*Exercise brief:* Report how many lines contain "Group". Give the number and nothing else.

*Data:*
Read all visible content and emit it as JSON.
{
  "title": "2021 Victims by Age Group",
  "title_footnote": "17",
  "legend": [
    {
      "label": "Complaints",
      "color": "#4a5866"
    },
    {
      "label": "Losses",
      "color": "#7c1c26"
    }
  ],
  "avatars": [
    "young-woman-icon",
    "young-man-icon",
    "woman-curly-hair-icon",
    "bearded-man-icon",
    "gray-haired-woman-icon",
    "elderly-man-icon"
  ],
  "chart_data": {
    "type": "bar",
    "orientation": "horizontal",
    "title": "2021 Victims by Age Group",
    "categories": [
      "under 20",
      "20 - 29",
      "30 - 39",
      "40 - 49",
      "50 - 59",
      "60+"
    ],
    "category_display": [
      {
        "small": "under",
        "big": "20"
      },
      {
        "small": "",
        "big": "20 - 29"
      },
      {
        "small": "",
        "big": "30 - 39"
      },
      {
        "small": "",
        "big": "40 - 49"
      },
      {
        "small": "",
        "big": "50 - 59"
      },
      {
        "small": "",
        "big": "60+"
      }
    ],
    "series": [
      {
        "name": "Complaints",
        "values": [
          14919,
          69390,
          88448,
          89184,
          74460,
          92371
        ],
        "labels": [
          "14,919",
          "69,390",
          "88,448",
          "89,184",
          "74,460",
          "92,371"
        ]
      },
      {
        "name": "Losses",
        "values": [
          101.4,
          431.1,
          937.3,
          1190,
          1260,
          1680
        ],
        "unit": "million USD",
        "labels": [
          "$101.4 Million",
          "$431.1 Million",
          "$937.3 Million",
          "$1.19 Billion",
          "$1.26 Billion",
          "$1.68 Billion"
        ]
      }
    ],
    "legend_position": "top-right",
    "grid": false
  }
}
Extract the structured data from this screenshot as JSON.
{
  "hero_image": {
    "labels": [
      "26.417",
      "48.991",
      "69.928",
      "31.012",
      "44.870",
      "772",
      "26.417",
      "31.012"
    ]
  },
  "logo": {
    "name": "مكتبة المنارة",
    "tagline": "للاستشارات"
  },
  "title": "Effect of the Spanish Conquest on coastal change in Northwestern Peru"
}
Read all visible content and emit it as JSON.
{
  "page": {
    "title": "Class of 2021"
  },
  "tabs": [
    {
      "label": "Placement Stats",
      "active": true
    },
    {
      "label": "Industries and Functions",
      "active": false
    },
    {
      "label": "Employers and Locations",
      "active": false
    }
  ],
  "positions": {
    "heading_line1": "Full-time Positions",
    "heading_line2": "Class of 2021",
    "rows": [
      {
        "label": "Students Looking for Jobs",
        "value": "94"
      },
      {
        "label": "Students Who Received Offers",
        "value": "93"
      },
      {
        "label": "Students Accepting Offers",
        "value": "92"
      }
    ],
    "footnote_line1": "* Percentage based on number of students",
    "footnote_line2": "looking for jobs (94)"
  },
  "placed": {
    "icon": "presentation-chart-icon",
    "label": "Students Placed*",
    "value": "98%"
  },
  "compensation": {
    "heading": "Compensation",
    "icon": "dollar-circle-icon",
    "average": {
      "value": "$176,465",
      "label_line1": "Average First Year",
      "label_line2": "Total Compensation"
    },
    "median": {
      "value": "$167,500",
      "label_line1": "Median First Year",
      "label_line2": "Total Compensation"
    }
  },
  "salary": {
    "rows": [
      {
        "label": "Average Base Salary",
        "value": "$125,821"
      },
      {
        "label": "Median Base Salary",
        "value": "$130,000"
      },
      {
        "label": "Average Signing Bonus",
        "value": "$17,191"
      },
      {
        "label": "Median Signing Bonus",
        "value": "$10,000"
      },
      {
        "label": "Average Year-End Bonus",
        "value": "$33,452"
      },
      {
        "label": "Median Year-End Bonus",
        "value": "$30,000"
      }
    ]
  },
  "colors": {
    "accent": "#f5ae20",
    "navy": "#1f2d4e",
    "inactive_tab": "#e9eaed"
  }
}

*Exercise output:* 2